Saved entries:
#####

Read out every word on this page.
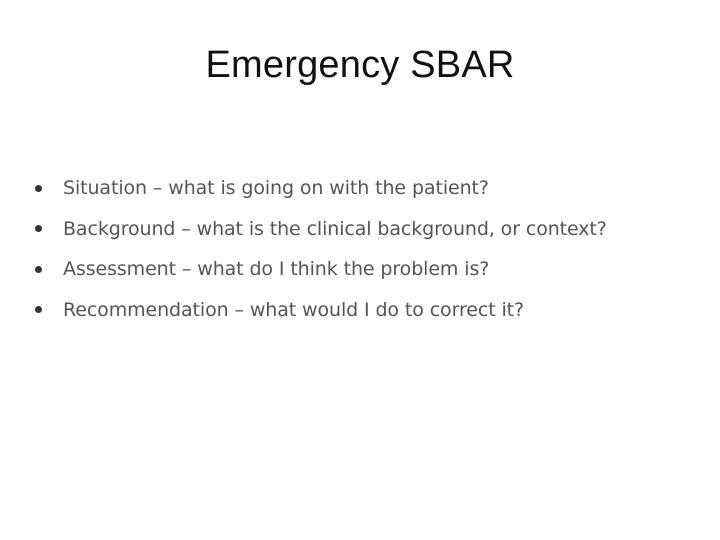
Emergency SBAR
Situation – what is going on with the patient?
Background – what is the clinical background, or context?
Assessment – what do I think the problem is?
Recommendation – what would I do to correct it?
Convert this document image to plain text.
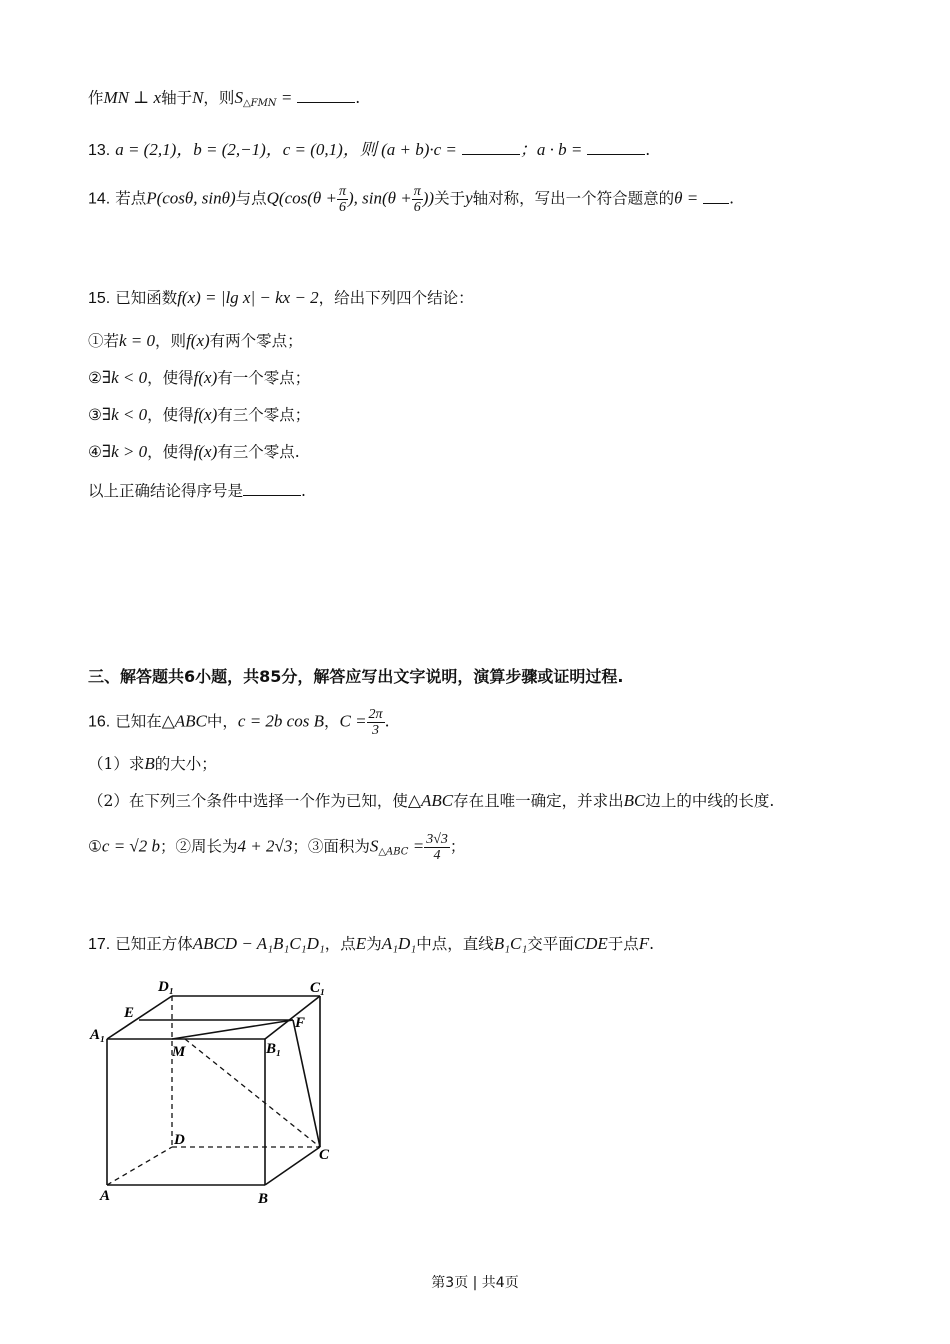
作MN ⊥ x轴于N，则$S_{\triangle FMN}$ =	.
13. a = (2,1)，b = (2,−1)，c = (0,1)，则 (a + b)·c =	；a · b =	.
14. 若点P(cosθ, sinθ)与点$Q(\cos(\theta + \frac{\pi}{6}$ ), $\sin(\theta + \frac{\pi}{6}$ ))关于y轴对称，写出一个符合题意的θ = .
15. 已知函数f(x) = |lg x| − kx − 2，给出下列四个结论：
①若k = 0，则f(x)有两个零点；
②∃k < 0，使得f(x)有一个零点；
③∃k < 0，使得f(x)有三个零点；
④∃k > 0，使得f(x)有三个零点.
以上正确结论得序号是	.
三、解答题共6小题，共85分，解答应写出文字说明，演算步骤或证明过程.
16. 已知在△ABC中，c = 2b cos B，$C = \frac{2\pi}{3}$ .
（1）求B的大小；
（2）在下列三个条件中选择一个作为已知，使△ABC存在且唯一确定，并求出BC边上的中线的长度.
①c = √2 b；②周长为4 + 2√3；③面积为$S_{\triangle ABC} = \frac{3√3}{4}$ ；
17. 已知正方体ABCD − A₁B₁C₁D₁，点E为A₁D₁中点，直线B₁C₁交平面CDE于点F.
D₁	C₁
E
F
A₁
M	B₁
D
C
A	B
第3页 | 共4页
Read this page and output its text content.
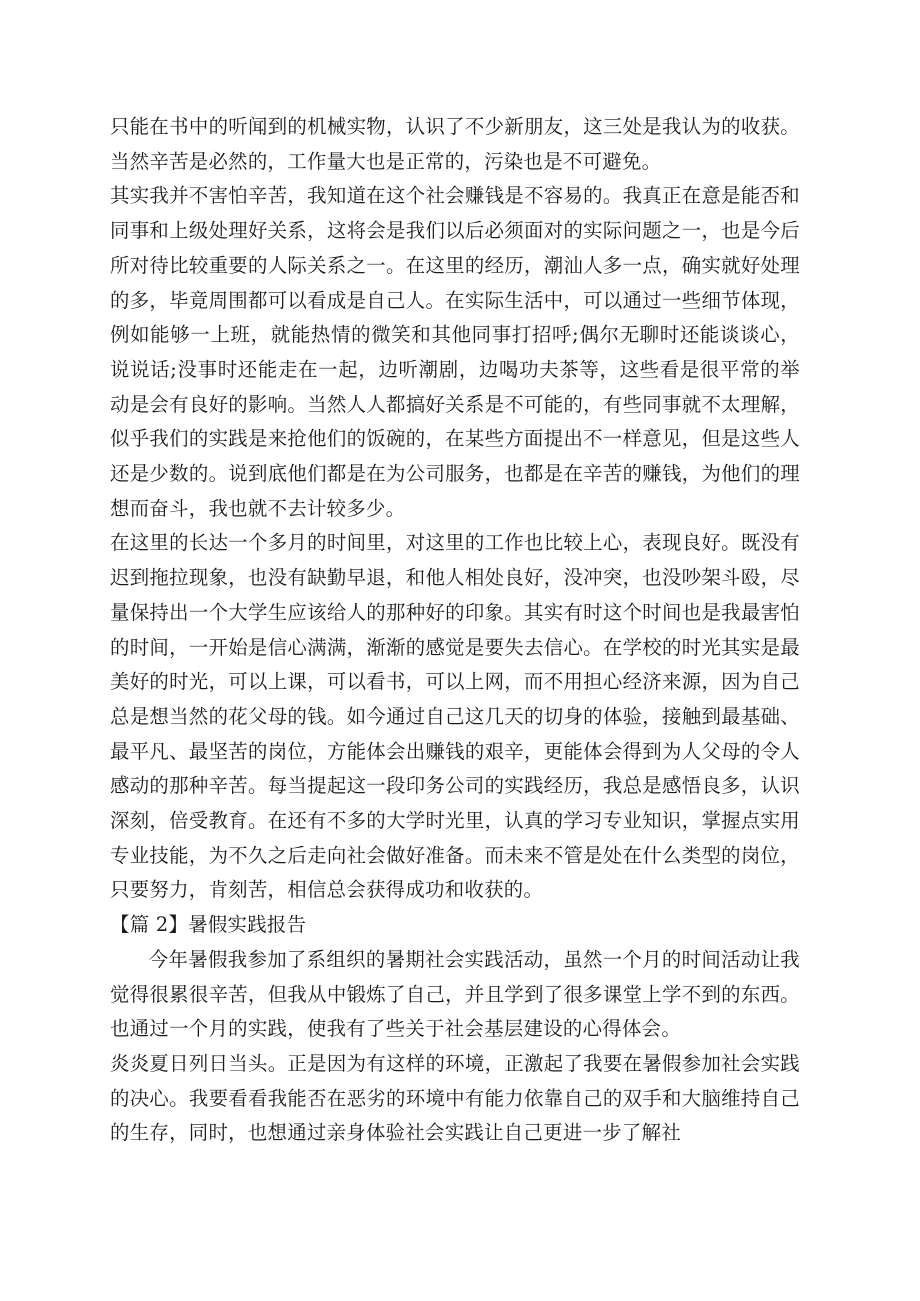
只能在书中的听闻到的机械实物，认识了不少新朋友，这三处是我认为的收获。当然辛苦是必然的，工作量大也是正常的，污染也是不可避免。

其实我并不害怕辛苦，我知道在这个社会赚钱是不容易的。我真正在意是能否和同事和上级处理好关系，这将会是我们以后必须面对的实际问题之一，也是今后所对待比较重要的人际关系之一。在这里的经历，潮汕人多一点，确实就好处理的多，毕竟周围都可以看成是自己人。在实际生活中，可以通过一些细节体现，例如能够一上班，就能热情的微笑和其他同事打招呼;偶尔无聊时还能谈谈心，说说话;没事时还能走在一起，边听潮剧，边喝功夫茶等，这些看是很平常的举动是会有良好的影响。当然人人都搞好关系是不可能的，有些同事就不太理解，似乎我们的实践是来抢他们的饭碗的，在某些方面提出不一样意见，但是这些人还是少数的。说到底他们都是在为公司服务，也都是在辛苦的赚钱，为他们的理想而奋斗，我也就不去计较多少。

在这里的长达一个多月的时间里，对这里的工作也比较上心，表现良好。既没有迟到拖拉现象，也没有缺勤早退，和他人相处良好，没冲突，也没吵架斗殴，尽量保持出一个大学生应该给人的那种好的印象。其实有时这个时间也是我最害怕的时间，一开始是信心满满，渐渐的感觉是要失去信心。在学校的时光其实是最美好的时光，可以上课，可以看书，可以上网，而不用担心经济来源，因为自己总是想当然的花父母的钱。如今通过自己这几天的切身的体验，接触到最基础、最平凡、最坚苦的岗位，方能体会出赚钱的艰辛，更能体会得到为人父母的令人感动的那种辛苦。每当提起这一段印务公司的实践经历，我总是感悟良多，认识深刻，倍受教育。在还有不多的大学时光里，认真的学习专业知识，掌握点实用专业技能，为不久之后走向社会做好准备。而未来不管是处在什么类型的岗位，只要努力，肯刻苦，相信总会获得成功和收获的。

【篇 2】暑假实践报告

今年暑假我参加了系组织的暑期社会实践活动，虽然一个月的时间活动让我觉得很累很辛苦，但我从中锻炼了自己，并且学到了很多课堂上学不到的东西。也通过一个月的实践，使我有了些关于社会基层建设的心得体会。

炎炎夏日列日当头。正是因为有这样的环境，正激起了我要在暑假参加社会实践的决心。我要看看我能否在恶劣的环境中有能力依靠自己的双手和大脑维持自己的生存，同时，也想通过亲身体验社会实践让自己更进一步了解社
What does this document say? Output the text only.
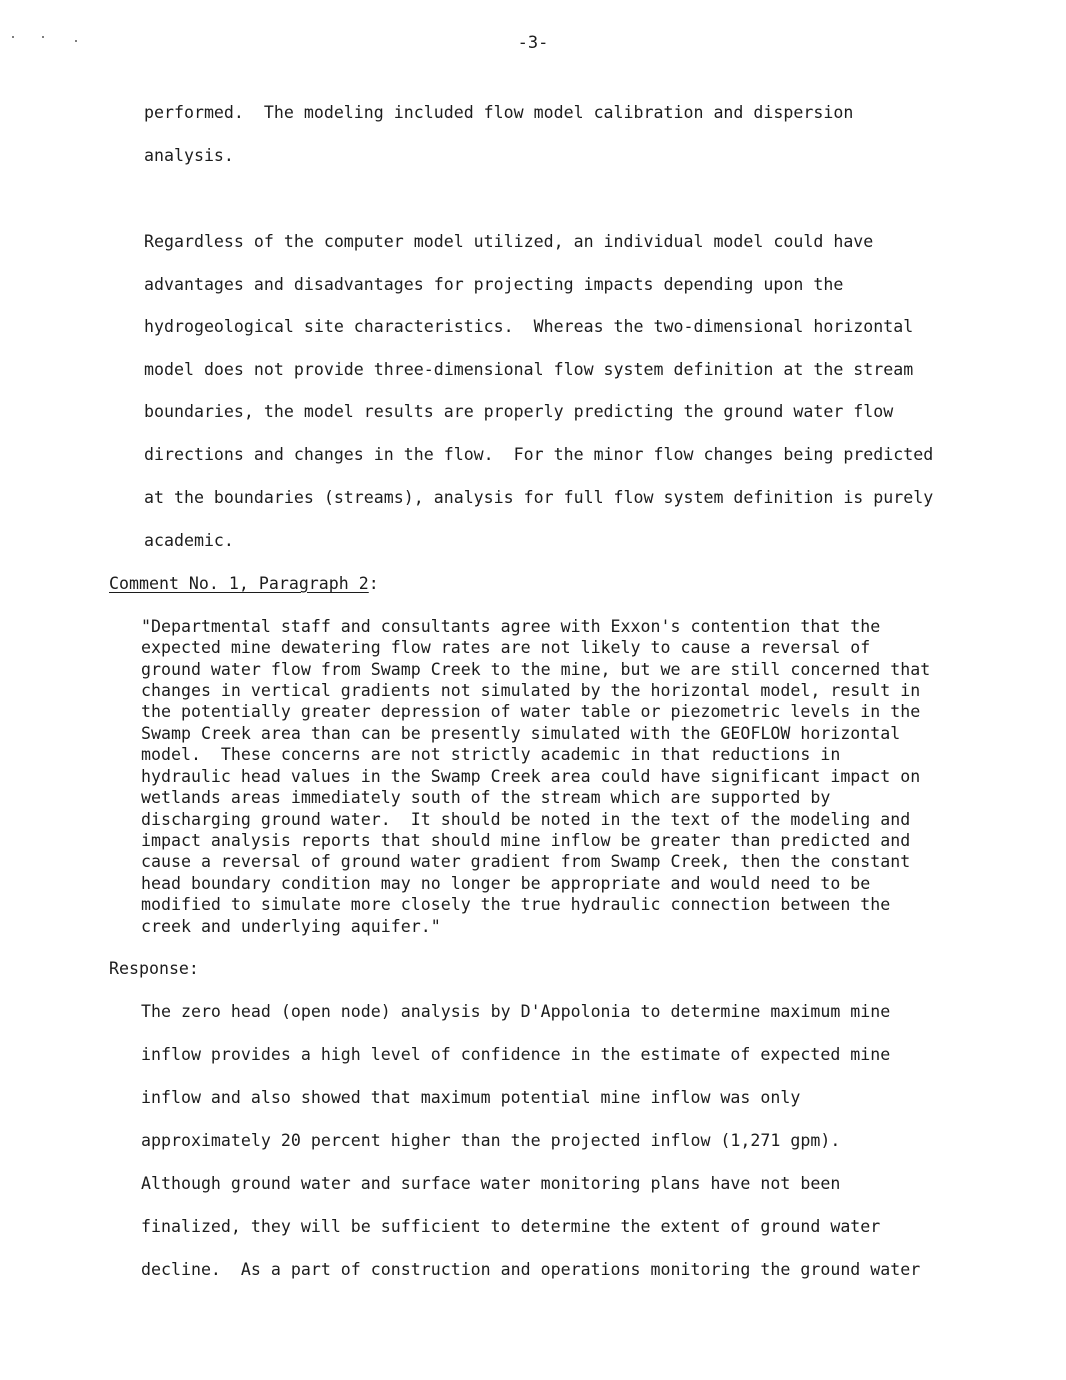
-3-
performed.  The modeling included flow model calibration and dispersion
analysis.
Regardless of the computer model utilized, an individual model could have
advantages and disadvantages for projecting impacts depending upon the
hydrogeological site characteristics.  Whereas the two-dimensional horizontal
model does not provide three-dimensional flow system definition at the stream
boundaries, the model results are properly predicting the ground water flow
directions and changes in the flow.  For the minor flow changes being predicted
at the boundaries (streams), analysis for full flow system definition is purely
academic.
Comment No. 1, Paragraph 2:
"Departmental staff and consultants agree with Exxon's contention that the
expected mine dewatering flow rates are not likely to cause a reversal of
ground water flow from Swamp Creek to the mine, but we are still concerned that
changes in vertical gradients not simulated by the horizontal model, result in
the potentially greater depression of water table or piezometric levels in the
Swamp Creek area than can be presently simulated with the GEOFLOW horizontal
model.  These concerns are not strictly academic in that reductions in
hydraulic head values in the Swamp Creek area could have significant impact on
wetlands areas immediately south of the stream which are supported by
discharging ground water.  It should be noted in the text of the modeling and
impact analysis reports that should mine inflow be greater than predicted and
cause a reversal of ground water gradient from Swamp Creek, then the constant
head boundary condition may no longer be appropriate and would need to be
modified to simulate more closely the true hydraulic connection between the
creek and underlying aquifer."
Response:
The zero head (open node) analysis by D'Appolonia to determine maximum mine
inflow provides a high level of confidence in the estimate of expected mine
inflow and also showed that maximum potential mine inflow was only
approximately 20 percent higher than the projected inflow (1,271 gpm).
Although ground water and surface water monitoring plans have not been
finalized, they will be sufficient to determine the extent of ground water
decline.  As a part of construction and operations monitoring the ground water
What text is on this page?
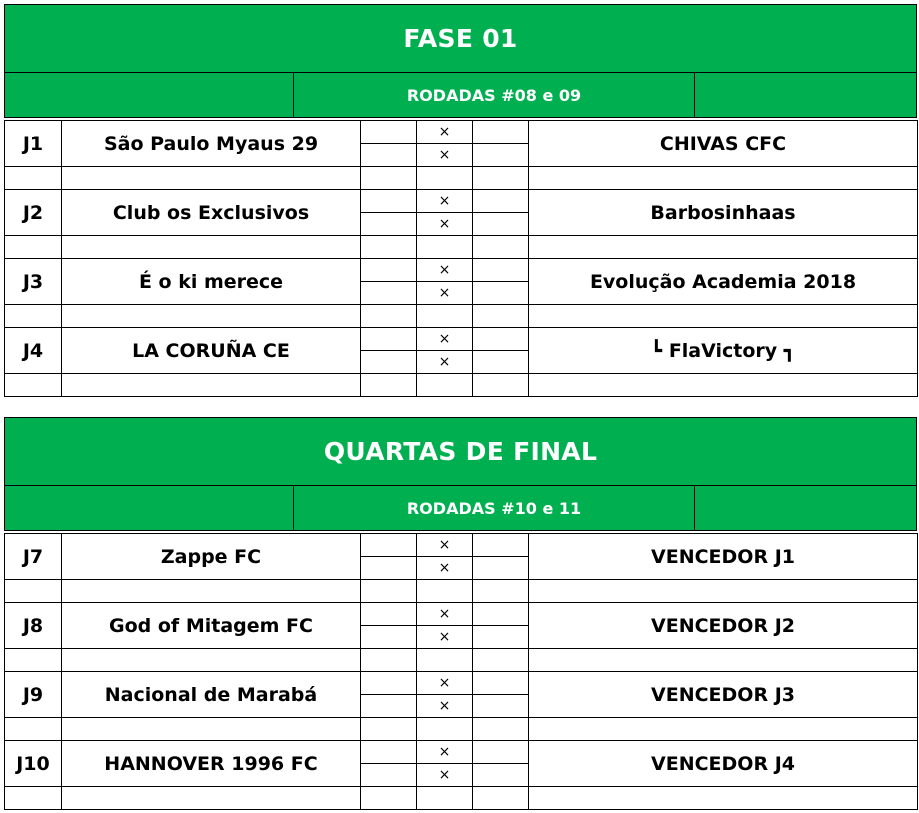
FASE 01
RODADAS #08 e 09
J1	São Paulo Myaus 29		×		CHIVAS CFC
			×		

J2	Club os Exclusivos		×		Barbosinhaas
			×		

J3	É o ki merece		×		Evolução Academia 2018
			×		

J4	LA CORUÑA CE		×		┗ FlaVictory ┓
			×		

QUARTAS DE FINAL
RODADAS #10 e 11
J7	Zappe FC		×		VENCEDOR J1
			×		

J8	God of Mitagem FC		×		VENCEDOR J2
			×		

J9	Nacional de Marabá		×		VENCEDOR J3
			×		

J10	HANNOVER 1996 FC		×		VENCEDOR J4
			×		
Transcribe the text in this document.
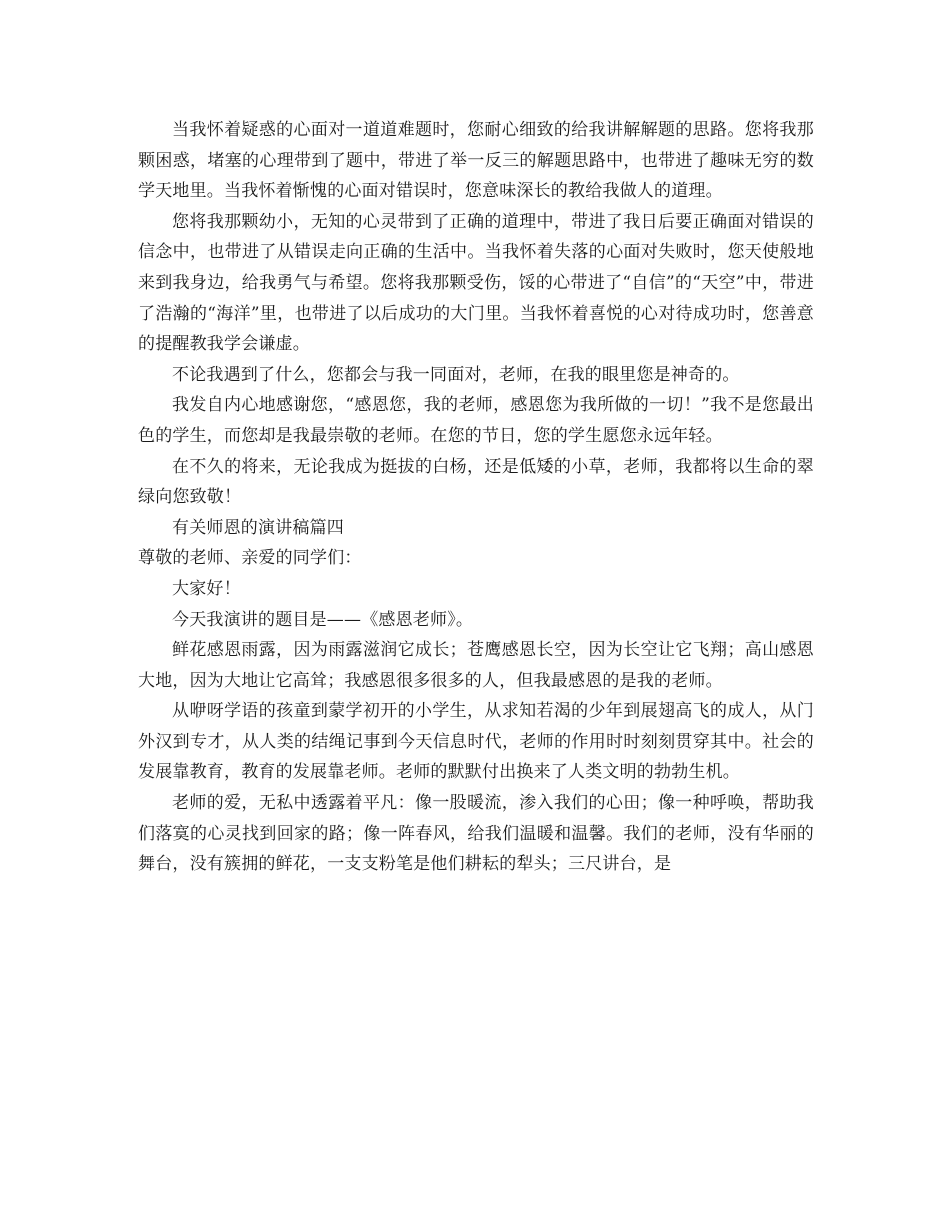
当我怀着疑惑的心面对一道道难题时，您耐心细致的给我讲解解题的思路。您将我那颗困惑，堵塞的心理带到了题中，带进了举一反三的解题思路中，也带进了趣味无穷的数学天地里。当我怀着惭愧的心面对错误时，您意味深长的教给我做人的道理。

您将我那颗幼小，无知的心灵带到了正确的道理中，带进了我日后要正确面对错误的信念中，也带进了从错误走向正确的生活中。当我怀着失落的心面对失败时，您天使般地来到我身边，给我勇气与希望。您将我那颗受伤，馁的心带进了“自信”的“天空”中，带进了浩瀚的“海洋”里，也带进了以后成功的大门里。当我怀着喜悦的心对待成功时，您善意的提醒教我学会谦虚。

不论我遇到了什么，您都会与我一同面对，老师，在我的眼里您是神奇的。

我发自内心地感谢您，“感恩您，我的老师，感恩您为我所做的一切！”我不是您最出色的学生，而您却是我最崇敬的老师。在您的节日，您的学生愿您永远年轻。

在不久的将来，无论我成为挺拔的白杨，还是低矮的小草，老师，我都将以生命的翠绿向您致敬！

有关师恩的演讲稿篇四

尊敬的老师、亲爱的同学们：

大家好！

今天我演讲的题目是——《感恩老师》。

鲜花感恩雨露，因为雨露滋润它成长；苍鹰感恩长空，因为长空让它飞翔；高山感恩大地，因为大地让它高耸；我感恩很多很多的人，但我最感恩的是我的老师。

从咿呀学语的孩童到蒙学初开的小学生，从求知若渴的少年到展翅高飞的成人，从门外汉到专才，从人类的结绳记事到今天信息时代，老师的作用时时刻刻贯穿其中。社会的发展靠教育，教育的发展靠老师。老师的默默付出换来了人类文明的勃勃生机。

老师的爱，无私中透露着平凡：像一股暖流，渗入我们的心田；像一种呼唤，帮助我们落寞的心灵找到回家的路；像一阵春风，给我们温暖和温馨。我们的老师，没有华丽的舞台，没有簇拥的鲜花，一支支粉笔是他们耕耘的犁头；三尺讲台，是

#####

Go through the listing above line by line and say how many lines hold the word "hydraulic". Reply with that number only.

▶ _RESPONSE BELOW_:
2